**Set task**. Locate each line below that includes "Trained" and reproduce it.
* BEGIN Record excerpts *
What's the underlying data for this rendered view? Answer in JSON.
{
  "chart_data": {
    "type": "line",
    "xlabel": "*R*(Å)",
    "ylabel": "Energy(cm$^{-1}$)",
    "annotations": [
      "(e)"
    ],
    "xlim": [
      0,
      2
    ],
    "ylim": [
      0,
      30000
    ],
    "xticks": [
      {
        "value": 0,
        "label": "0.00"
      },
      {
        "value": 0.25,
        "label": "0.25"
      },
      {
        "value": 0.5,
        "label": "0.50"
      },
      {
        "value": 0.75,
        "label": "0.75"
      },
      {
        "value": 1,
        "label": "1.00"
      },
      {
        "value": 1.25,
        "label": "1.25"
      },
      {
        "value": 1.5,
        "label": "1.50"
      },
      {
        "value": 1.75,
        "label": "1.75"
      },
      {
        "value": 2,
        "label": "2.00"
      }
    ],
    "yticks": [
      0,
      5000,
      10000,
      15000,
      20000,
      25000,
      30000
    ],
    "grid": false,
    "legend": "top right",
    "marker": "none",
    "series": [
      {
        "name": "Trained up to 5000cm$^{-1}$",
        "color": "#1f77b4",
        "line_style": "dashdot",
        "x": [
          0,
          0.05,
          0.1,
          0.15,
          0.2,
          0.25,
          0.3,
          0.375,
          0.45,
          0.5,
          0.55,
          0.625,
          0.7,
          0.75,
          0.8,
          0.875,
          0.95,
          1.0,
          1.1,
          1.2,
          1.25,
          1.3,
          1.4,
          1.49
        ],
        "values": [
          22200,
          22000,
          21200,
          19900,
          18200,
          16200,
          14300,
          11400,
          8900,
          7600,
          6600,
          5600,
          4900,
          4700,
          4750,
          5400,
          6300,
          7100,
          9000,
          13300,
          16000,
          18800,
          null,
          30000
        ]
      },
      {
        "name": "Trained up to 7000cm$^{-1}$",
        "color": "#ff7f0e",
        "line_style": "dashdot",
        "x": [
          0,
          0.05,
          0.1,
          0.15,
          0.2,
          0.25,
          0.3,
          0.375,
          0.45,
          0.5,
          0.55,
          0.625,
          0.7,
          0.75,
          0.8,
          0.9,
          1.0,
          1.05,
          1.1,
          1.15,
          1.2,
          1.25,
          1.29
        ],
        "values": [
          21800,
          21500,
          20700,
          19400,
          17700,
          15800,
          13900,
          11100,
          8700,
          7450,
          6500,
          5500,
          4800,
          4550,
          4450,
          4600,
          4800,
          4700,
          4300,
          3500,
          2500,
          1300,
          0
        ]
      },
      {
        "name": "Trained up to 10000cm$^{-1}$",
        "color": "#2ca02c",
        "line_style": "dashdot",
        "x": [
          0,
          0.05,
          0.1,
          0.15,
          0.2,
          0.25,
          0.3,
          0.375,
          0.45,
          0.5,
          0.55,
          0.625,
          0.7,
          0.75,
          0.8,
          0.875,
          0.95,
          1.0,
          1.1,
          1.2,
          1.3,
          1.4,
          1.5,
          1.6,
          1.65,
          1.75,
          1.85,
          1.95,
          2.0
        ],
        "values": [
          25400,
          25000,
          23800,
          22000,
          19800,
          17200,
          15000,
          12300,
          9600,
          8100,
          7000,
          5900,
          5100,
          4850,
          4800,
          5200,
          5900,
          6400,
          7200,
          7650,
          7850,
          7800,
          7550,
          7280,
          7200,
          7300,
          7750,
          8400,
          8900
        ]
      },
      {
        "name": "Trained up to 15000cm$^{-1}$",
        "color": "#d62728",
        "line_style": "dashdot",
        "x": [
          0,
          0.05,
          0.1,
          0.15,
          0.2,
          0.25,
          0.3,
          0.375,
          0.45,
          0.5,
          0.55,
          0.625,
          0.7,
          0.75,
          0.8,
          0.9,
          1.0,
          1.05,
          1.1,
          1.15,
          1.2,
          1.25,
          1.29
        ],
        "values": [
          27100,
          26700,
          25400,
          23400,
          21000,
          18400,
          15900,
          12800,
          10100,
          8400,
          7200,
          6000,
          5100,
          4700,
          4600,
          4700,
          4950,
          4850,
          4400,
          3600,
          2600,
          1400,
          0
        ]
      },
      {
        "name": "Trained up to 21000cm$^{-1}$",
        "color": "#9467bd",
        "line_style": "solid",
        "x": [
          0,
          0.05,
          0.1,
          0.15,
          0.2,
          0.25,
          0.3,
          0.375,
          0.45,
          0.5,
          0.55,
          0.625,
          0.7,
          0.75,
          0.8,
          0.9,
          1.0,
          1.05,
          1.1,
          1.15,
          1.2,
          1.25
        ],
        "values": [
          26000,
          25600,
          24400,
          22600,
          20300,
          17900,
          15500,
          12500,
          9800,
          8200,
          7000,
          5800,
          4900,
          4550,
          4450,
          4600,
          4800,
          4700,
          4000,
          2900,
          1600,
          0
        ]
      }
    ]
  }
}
* END Record excerpts *
**Answer to the task**.
        "name": "Trained up to 5000cm$^{-1}$",
        "name": "Trained up to 7000cm$^{-1}$",
        "name": "Trained up to 10000cm$^{-1}$",
        "name": "Trained up to 15000cm$^{-1}$",
        "name": "Trained up to 21000cm$^{-1}$",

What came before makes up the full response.